Aim of the exercise
Check every line of the data below for the string "także", and copy the ones that hold it.

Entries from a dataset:
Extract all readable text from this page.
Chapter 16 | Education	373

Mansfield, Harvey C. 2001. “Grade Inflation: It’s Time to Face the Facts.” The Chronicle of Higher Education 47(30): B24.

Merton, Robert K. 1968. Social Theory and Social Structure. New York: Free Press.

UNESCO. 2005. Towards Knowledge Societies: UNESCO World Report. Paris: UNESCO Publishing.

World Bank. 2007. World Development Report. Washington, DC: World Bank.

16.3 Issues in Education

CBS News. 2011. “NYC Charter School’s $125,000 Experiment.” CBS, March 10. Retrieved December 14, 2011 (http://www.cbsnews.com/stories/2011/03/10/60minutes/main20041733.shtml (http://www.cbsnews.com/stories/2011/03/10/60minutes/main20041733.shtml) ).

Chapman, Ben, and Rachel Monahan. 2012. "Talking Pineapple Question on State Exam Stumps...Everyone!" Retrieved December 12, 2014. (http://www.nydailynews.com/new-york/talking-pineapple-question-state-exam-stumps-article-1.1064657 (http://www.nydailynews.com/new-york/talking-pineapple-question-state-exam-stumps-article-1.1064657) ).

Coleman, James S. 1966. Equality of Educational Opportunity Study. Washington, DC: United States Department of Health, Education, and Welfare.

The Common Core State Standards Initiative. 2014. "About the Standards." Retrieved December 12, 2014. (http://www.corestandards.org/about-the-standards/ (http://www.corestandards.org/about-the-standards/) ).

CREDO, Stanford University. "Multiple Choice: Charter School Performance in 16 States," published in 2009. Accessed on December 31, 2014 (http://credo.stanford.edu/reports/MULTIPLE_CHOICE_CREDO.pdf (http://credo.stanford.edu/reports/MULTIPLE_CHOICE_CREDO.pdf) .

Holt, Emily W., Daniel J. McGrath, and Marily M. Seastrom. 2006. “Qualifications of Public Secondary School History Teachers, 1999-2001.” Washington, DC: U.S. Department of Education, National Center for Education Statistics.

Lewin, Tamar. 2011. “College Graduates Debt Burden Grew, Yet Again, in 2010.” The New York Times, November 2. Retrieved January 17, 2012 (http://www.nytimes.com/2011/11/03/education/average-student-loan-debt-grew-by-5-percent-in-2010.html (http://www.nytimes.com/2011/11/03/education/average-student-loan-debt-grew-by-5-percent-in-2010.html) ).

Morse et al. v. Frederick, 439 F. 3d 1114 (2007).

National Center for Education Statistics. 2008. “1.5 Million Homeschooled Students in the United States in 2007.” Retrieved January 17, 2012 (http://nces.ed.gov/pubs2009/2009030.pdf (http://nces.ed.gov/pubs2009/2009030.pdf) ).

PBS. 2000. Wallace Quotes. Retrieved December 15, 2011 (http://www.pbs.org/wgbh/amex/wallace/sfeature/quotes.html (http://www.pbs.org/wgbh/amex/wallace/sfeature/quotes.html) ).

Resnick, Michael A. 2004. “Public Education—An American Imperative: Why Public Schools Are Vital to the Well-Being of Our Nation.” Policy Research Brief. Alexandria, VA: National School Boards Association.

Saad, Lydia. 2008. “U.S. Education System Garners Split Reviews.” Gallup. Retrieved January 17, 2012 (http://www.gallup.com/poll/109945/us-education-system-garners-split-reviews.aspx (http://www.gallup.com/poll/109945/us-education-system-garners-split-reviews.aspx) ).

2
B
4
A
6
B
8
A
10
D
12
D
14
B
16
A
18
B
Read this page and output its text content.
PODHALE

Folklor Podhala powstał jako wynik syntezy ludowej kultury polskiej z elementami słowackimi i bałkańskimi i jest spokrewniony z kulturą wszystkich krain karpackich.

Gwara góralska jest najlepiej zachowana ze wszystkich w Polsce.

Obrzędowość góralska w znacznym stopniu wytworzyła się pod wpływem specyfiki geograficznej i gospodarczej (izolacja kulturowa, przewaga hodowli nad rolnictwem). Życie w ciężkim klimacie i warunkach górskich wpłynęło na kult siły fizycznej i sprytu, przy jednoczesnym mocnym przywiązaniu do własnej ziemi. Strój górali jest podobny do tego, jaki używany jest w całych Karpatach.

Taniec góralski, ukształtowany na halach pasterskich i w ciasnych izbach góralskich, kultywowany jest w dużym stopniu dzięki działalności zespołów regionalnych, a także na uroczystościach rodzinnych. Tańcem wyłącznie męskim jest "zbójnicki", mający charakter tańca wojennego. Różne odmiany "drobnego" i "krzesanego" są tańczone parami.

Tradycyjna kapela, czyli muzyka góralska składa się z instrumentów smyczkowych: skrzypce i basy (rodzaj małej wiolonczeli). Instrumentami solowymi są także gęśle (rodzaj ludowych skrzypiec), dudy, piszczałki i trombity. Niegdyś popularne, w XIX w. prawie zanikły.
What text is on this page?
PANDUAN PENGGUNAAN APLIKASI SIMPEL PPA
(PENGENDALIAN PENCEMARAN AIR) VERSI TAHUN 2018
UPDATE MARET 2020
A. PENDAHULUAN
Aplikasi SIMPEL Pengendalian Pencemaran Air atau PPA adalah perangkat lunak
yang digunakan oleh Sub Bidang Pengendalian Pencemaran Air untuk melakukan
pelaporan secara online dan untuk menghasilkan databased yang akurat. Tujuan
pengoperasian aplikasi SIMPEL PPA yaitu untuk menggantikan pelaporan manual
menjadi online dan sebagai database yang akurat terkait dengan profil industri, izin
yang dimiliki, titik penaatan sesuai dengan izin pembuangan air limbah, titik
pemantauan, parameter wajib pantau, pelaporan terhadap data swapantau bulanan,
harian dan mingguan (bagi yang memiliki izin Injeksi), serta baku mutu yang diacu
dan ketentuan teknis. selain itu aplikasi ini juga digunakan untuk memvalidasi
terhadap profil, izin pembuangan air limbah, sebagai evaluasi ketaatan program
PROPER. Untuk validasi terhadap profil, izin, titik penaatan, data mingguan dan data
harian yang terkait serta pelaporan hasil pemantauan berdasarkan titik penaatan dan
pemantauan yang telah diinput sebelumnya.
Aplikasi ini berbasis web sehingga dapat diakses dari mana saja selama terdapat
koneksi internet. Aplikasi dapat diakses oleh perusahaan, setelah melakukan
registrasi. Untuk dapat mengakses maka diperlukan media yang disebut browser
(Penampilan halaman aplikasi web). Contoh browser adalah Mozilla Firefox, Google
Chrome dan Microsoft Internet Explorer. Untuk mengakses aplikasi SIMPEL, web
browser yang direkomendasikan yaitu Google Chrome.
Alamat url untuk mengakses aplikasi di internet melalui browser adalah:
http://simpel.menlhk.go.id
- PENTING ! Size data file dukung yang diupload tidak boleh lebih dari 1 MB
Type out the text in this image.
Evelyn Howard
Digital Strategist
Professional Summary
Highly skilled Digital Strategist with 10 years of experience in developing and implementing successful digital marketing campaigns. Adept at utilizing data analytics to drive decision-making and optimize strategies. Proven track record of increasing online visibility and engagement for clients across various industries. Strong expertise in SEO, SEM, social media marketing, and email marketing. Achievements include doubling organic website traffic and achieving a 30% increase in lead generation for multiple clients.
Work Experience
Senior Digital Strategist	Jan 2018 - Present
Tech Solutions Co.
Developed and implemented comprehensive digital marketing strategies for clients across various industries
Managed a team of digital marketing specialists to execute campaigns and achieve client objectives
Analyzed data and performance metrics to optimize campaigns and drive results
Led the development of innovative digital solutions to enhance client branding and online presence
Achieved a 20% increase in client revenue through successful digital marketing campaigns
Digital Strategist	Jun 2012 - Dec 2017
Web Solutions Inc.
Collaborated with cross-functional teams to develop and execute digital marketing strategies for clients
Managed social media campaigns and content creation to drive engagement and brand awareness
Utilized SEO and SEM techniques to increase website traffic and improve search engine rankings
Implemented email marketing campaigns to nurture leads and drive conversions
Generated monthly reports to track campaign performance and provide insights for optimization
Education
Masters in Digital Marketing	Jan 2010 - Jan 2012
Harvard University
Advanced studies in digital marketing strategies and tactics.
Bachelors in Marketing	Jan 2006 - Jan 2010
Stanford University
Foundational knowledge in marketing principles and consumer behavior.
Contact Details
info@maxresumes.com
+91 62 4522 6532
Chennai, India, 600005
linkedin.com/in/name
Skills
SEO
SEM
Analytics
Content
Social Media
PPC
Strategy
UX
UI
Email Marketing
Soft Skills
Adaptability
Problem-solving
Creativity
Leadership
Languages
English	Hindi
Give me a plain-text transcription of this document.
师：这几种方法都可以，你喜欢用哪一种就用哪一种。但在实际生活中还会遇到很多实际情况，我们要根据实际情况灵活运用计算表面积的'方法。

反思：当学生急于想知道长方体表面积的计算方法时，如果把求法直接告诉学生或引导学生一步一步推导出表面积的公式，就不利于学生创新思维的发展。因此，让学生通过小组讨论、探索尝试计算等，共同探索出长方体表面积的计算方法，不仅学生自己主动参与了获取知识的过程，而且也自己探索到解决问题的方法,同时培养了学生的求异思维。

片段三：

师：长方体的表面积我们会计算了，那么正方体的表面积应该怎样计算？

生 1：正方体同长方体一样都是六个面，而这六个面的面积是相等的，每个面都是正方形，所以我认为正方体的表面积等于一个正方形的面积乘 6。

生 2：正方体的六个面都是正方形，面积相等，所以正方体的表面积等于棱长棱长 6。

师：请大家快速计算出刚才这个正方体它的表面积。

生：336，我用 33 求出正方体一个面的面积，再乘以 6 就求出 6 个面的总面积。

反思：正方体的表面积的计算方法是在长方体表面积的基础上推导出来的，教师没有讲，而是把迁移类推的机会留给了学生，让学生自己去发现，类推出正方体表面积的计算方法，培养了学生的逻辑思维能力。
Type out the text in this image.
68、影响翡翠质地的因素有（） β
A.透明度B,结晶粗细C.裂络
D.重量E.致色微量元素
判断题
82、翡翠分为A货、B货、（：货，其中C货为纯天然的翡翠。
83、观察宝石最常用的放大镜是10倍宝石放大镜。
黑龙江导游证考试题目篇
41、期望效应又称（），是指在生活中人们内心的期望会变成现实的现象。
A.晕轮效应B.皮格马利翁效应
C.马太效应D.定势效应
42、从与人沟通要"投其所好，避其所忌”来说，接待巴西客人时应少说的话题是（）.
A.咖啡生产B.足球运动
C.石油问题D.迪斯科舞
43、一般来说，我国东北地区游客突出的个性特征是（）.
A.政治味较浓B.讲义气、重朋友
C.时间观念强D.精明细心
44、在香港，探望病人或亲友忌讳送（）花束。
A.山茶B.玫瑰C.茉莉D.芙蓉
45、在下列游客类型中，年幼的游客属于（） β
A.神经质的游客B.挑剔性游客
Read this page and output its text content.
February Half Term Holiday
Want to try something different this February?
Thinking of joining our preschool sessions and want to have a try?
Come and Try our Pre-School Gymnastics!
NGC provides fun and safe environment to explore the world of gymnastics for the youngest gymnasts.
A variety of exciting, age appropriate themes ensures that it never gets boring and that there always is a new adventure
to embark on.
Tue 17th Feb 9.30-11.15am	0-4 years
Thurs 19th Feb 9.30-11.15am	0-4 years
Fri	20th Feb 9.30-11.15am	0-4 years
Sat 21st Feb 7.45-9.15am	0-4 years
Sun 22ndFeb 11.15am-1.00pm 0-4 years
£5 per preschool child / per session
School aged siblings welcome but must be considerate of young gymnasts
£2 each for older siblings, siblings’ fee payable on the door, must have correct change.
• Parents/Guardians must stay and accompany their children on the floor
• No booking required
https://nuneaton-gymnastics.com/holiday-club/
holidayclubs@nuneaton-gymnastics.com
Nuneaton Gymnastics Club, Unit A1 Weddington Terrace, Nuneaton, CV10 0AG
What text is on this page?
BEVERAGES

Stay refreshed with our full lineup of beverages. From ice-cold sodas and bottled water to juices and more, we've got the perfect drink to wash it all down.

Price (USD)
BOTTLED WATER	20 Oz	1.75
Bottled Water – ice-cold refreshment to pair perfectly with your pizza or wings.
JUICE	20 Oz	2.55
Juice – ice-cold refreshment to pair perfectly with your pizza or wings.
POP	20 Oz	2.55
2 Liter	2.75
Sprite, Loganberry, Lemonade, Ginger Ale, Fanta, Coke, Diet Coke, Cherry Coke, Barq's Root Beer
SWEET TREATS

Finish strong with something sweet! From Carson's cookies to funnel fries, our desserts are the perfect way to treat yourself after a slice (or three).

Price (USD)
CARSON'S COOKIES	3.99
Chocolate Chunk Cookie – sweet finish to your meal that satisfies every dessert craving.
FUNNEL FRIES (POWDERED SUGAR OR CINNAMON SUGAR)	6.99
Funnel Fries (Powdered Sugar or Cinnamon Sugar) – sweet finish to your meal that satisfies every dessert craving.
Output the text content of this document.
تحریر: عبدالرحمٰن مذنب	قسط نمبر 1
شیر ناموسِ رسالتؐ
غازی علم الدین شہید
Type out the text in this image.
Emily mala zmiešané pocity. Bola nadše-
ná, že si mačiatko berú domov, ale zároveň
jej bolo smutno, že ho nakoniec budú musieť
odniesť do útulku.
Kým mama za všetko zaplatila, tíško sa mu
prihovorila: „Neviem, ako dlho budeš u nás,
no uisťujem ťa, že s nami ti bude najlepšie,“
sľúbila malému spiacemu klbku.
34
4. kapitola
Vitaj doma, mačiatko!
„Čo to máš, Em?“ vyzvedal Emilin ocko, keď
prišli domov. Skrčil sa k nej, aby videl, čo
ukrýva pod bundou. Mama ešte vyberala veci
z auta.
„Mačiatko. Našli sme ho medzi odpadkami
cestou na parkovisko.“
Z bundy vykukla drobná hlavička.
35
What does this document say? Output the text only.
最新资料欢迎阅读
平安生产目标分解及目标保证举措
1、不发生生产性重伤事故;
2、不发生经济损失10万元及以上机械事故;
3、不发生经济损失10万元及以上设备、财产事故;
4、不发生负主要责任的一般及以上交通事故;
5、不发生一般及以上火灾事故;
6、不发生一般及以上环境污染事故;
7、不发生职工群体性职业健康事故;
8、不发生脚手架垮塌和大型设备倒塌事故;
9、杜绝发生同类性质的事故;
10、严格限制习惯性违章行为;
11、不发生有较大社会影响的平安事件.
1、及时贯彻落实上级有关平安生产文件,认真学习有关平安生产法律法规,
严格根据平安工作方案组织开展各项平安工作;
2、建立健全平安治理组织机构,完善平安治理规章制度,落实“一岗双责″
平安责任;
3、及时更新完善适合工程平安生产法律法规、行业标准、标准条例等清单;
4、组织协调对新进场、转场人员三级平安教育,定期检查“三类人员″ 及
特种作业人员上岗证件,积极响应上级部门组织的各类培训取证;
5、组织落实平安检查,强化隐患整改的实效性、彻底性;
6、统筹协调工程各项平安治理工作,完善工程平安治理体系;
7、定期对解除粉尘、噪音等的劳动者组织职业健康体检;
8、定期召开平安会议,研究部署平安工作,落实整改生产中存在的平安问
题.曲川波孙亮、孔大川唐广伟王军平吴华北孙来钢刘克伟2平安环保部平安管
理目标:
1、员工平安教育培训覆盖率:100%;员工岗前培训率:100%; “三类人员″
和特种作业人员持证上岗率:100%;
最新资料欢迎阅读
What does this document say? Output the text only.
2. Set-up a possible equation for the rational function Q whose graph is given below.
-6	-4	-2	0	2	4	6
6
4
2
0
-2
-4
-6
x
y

Response to the task
Taniec góralski, ukształtowany na halach pasterskich i w ciasnych izbach góralskich, kultywowany jest w dużym stopniu dzięki działalności zespołów regionalnych, a także na uroczystościach rodzinnych. Tańcem wyłącznie męskim jest "zbójnicki", mający charakter tańca wojennego. Różne odmiany "drobnego" i "krzesanego" są tańczone parami.
Tradycyjna kapela, czyli muzyka góralska składa się z instrumentów smyczkowych: skrzypce i basy (rodzaj małej wiolonczeli). Instrumentami solowymi są także gęśle (rodzaj ludowych skrzypiec), dudy, piszczałki i trombity. Niegdyś popularne, w XIX w. prawie zanikły.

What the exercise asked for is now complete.